Exercise description:
Show all lines holding "JSON".

Data in this exercise:
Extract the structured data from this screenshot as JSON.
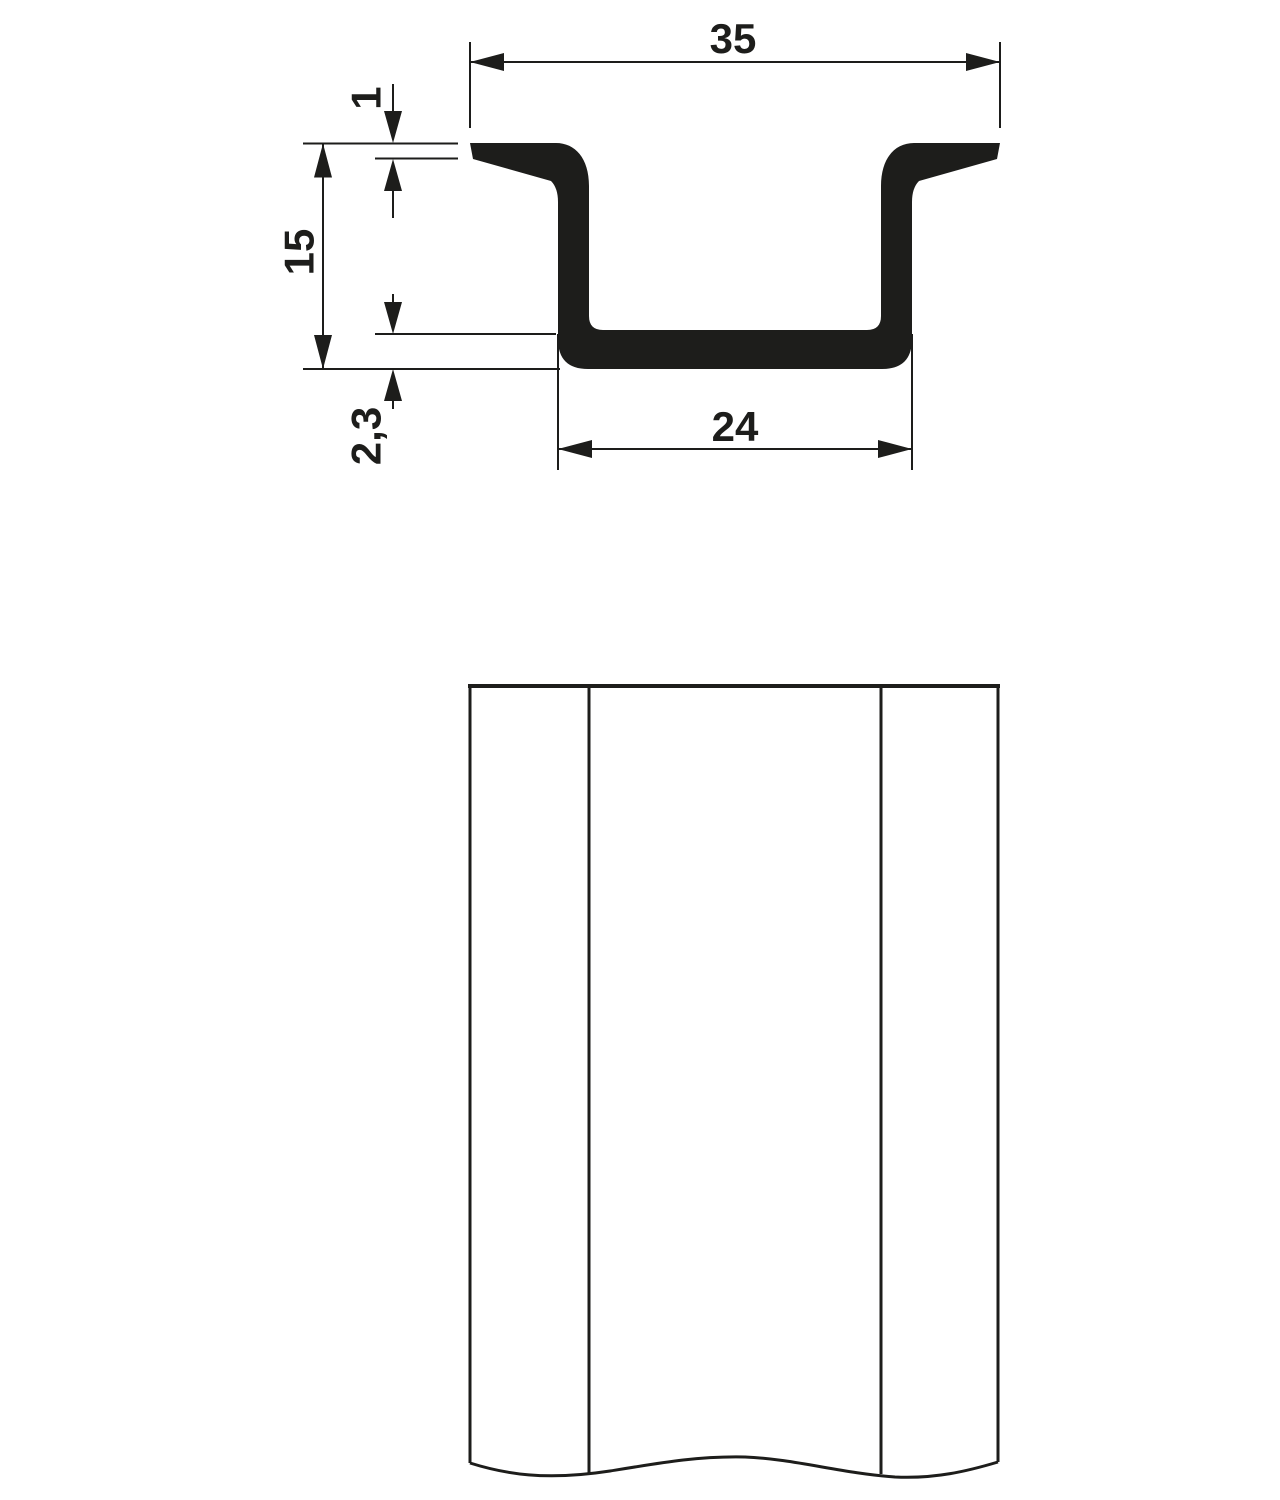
{
  "drawing": {
    "background": "#ffffff",
    "stroke_color": "#1d1d1b",
    "dims": {
      "overall_width": "35",
      "flange_thickness": "1",
      "overall_height": "15",
      "base_thickness": "2,3",
      "inner_width": "24"
    }
  }
}
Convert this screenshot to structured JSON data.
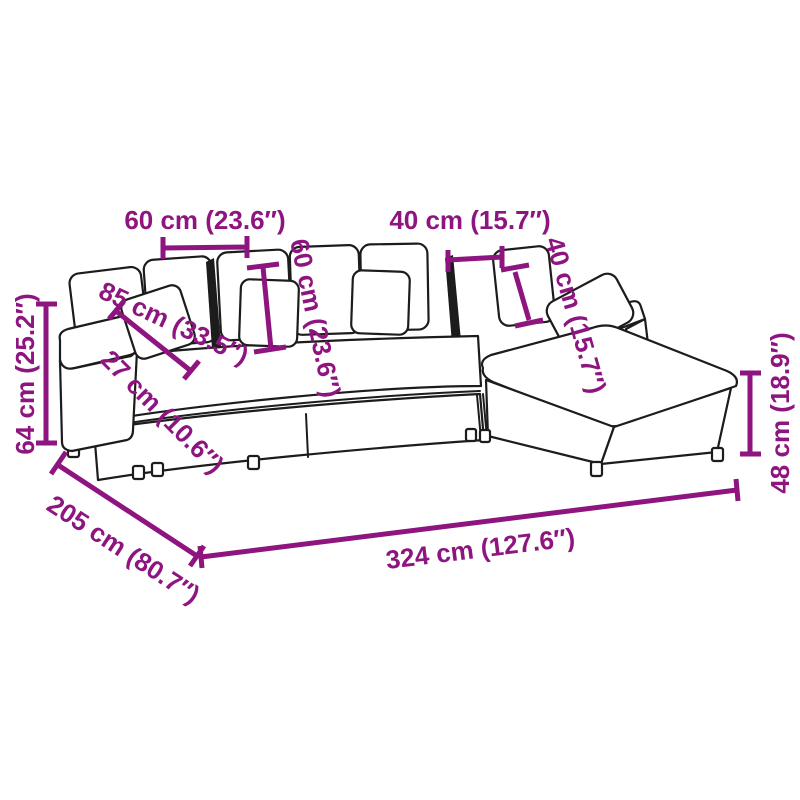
{
  "diagram": {
    "kind": "product-dimension-diagram",
    "subject": "modular-l-shaped-sofa-with-ottoman",
    "background_color": "#FFFFFF",
    "outline_color": "#1C1C1C",
    "accent_color": "#8E157F"
  },
  "dimensions": [
    {
      "id": "module-seat-width-left",
      "label": "60 cm (23.6″)",
      "cm": 60,
      "inches": 23.6,
      "orientation": "horizontal"
    },
    {
      "id": "backrest-height-left",
      "label": "60 cm (23.6″)",
      "cm": 60,
      "inches": 23.6,
      "orientation": "vertical-tilted"
    },
    {
      "id": "module-seat-width-right",
      "label": "40 cm (15.7″)",
      "cm": 40,
      "inches": 15.7,
      "orientation": "horizontal"
    },
    {
      "id": "backrest-height-right",
      "label": "40 cm (15.7″)",
      "cm": 40,
      "inches": 15.7,
      "orientation": "vertical-tilted"
    },
    {
      "id": "seat-depth",
      "label": "85 cm (33.5″)",
      "cm": 85,
      "inches": 33.5,
      "orientation": "diagonal"
    },
    {
      "id": "armrest-width",
      "label": "27 cm (10.6″)",
      "cm": 27,
      "inches": 10.6,
      "orientation": "diagonal"
    },
    {
      "id": "overall-height",
      "label": "64 cm (25.2″)",
      "cm": 64,
      "inches": 25.2,
      "orientation": "vertical"
    },
    {
      "id": "seat-height",
      "label": "48 cm (18.9″)",
      "cm": 48,
      "inches": 18.9,
      "orientation": "vertical"
    },
    {
      "id": "overall-depth",
      "label": "205 cm (80.7″)",
      "cm": 205,
      "inches": 80.7,
      "orientation": "diagonal"
    },
    {
      "id": "overall-width",
      "label": "324 cm (127.6″)",
      "cm": 324,
      "inches": 127.6,
      "orientation": "horizontal-tilted"
    }
  ]
}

Solution below:
Extract the structured data from this screenshot as JSON.
Convert this screenshot to structured JSON data.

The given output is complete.